» **SELECTED EXTRACT**:
-*-*-

In [28]:
import pandas as pd
# import pm4py
from tqdm import tqdm
import os
import numpy as np
import math

# Importing data

In [31]:
# declined_train = pd.read_csv('../data/declined_train.csv')
declined_test = pd.read_csv('../data/declined_test.csv', index_col=0).reset_index(drop=True)
print(len(declined_test['case:concept:name'].unique()))

declined_train = pd.read_csv('../data/declined_train.csv', index_col=0).reset_index(drop=True)
print(len(declined_train['case:concept:name'].unique()))

712
3001


In [32]:
from random import sample
approved_train = pd.read_csv('../data/approved_train.csv', index_col=0).reset_index(drop=True)
approved_train = approved_train[approved_train['case:concept:name'].isin(sample(list(approved_train['case:concept:name'].unique()), 3000))]

approved_test = pd.read_csv('../data/approved_test.csv', index_col=0).reset_index(drop=True)
approved_test = approved_test[approved_test['case:concept:name'].isin(sample(list(approved_test['case:concept:name'].unique()), 700))]



cancelled_train = pd.read_csv('../data/cancelled_train.csv', index_col=0).reset_index(drop=True)
cancelled_train = cancelled_train[cancelled_train['case:concept:name'].isin(sample(list(cancelled_train['case:concept:name'].unique()), 3000))]

cancelled_test = pd.read_csv('../data/cancelled_test.csv', index_col=0).reset_index(drop=True)

-*-*-

» **RAW DATA**:
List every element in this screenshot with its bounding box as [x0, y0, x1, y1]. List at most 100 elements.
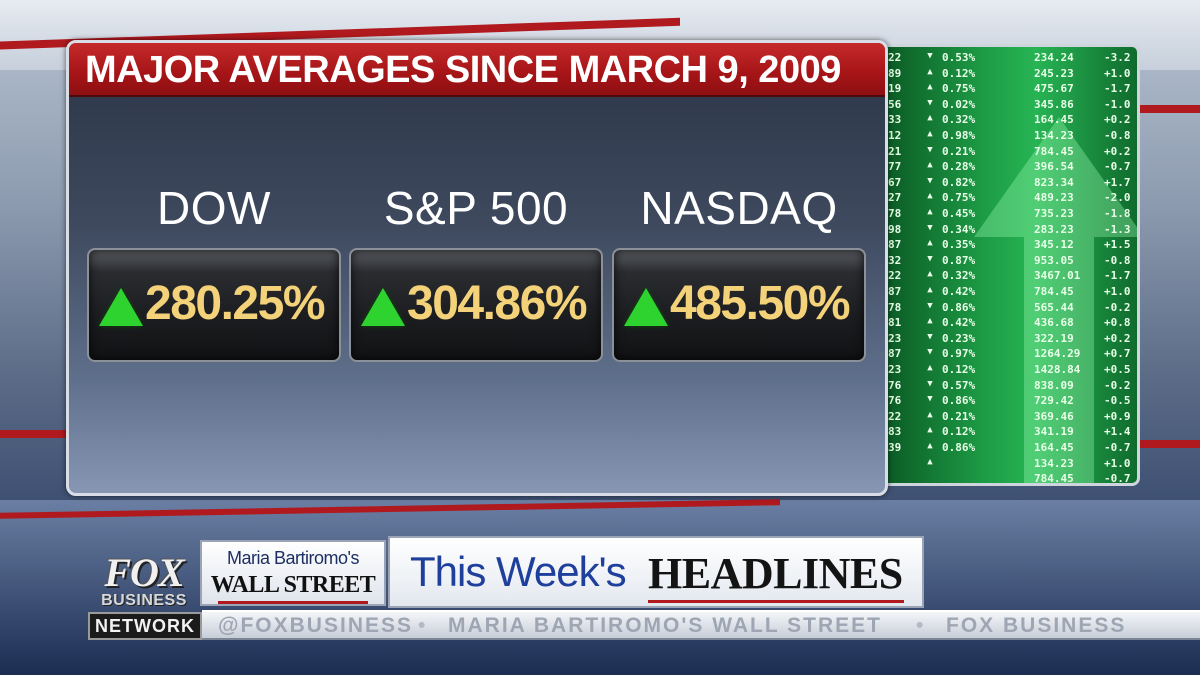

-*-*-

» **THE TASKS**:
[A] In the pandas notebook, how many unique case identifiers are printed for the declined test data?
[B] Write the next part of the pandas notebook, starting right after its last line of code.

» **RESULTS FOR THE EXERCISE**:
[A] 712

[B]
cancelled_test = cancelled_test[cancelled_test['case:concept:name'].isin(sample(list(cancelled_test['case:concept:name'].unique()), 700))]



In [6]:
# https://pandas.pydata.org/pandas-docs/stable/user_guide/reshaping.html#reshaping-dummies to create the the categorical encoding
# https://stackoverflow.com/questions/49161120/pandas-python-set-value-of-one-column-based-on-value-in-another-column to assign values of the result DF
# https://stackoverflow.com/questions/71426679/cumulative-sum-of-time-from-timestamps-in-pandas for cumulative time for boris

# Define preprocessing

In [35]:
train = pd.concat([approved_train, declined_train, cancelled_train])
train['event_w_lifecycle'] = train['concept:name'] + ' ' + train['lifecycle:transition']


org_resource_cols = list(train['org:resource'].unique())
event_cols = list(train['event_w_lifecycle'].unique())
rest_cols = ['FirstWithdrawalAmount',
       'NumberOfTerms', 'Accepted', 'MonthlyCost', 'Selected', 'CreditScore',
       'OfferedAmount', 'case:LoanGoal', 'case:ApplicationType', 'case:RequestedAmount']
target_cols = ['first_timestamp', 'trace_duration', 'case_outcome', 'case_progression']

res_cols = org_resource_cols + event_cols + rest_cols + target_cols


In [40]:
def aggregate_df(df, res_cols):
    """ 
    Aggregate the df of current events in the case

    Output: 
        result -> could be a pandas series
    """
    res_dict = dict.fromkeys(res_cols)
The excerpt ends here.